:: Records for processing
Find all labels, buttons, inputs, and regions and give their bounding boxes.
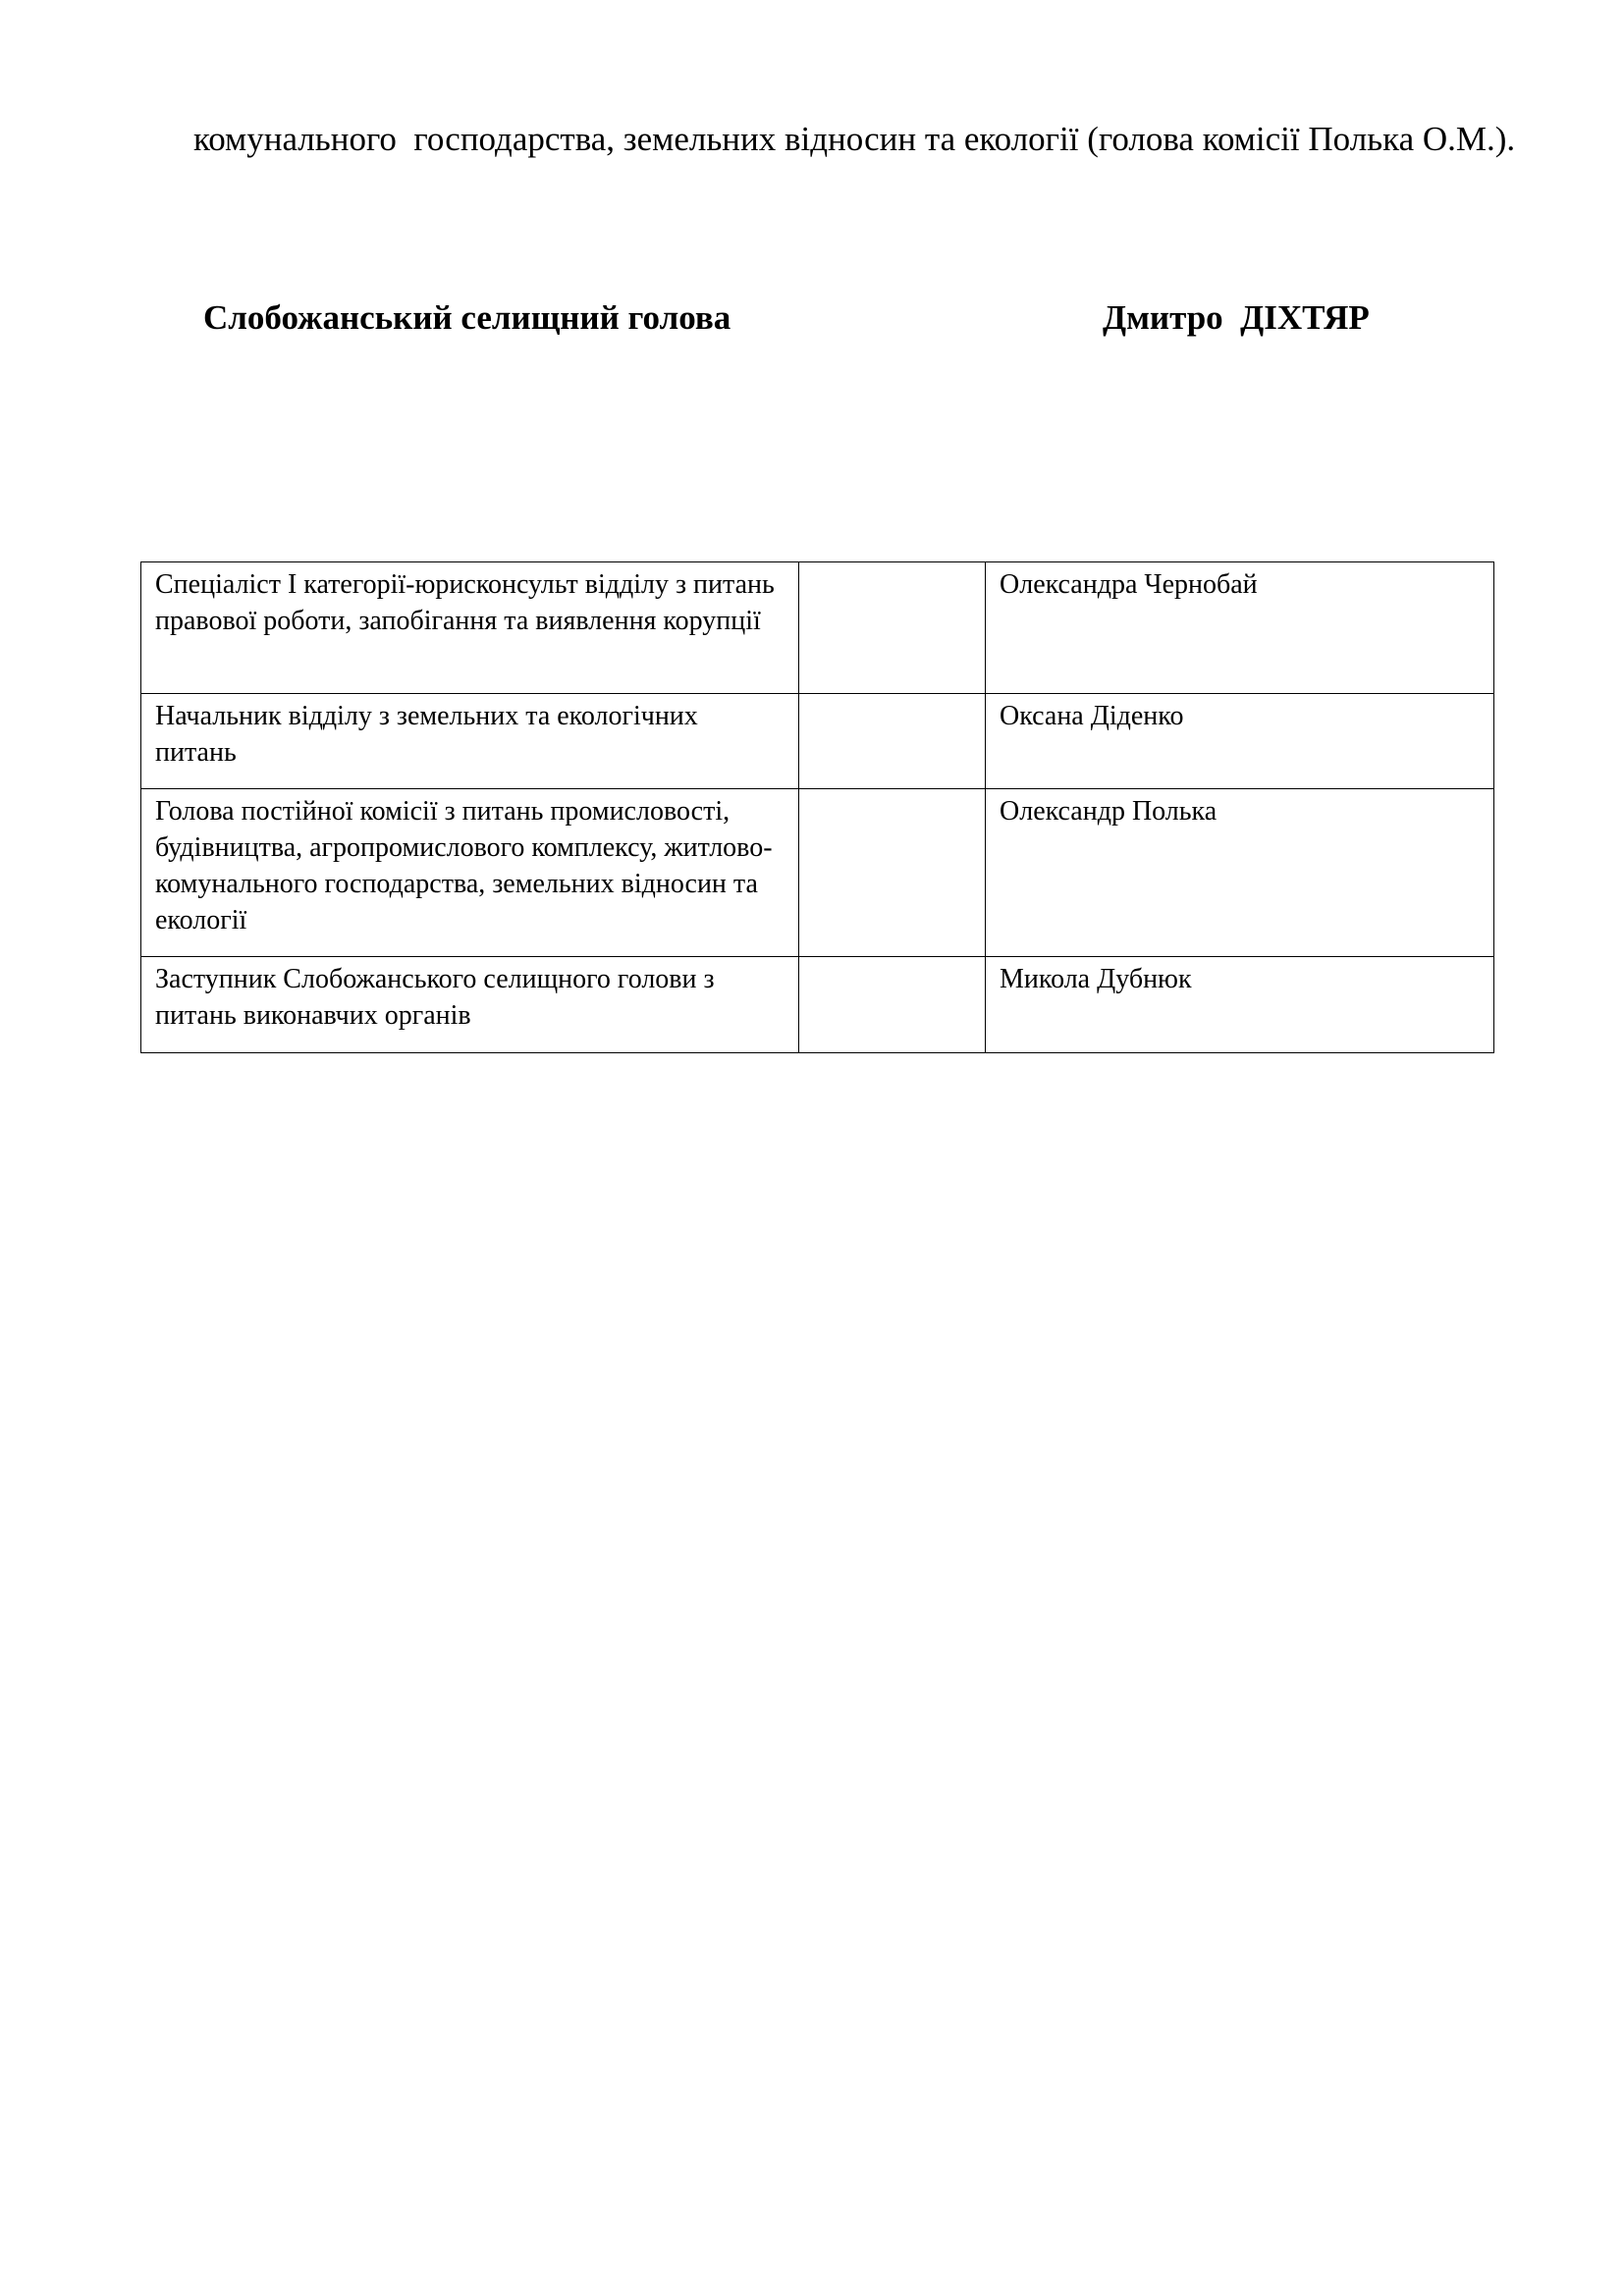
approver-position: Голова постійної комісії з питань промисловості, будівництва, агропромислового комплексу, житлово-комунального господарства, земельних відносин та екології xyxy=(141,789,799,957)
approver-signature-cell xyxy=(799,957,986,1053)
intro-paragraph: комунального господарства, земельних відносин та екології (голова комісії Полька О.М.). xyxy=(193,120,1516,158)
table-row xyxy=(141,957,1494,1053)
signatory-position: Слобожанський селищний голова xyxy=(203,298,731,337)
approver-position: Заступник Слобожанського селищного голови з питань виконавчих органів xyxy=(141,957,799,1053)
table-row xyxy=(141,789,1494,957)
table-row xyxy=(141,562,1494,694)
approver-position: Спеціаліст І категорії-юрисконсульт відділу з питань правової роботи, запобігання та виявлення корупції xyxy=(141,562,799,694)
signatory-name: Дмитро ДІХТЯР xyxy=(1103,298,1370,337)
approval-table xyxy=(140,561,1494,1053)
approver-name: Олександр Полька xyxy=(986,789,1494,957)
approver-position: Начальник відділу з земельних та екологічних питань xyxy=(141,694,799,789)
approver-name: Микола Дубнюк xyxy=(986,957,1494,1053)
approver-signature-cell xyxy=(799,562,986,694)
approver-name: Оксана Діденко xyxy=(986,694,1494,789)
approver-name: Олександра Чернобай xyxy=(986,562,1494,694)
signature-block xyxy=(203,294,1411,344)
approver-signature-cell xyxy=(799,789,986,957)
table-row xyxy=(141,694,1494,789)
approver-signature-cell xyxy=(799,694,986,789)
::::
:: Records for processing
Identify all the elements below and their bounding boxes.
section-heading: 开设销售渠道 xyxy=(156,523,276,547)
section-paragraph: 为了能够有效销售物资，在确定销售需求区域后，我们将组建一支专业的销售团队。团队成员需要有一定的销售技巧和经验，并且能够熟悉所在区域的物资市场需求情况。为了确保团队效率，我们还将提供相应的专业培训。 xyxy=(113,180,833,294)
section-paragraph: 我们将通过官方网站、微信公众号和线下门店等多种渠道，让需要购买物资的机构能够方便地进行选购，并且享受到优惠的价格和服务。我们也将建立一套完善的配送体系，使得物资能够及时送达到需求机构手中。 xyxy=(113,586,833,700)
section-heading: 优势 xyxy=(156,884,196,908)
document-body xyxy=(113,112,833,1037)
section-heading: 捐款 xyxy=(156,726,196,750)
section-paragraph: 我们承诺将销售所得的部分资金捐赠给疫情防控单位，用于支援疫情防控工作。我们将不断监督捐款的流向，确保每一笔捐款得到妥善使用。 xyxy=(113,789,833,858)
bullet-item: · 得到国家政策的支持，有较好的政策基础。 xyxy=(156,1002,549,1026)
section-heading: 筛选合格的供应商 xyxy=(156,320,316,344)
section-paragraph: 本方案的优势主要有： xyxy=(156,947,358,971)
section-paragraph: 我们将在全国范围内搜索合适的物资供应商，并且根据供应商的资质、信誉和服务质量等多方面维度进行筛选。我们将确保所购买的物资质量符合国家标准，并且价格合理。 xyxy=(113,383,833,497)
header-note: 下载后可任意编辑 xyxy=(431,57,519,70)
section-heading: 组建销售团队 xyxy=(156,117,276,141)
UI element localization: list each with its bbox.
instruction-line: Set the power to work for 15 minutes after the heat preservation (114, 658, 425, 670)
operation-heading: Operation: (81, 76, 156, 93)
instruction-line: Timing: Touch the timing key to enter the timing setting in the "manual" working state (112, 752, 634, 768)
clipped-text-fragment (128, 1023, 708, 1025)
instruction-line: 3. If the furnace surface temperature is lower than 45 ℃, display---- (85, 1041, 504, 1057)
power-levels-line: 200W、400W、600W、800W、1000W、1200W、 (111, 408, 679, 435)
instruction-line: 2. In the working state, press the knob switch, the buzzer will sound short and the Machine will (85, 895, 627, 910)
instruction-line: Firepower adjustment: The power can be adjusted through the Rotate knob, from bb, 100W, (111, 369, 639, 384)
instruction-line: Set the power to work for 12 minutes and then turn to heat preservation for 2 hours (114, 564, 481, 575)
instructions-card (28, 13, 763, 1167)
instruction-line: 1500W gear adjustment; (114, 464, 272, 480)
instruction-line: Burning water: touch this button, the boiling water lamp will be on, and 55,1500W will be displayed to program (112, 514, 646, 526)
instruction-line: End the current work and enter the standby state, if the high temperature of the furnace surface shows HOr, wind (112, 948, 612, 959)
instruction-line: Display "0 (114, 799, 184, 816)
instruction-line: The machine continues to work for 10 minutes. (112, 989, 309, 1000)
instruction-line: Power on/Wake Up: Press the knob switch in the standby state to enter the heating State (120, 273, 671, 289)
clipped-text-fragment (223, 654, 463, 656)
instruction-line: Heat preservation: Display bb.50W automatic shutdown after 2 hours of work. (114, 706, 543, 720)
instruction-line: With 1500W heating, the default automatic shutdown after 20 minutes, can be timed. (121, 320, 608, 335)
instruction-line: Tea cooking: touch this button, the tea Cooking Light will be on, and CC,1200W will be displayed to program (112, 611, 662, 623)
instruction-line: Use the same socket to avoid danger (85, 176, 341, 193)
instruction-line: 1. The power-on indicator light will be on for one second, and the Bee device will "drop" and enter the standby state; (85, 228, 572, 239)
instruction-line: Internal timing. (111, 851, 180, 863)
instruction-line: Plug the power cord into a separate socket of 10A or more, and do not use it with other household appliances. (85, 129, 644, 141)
::::
- [The request]:
Rewrite the items in the stretch from "Identify all the" through "section-heading: 捐款 xyxy=(156,726,196,750)", changing "section-paragraph" to "body-paragraph" and leaving everything else untouched.

- [Response below]:
Identify all the elements below and their bounding boxes.
section-heading: 开设销售渠道 xyxy=(156,523,276,547)
body-paragraph: 为了能够有效销售物资，在确定销售需求区域后，我们将组建一支专业的销售团队。团队成员需要有一定的销售技巧和经验，并且能够熟悉所在区域的物资市场需求情况。为了确保团队效率，我们还将提供相应的专业培训。 xyxy=(113,180,833,294)
body-paragraph: 我们将通过官方网站、微信公众号和线下门店等多种渠道，让需要购买物资的机构能够方便地进行选购，并且享受到优惠的价格和服务。我们也将建立一套完善的配送体系，使得物资能够及时送达到需求机构手中。 xyxy=(113,586,833,700)
section-heading: 优势 xyxy=(156,884,196,908)
document-body xyxy=(113,112,833,1037)
section-heading: 捐款 xyxy=(156,726,196,750)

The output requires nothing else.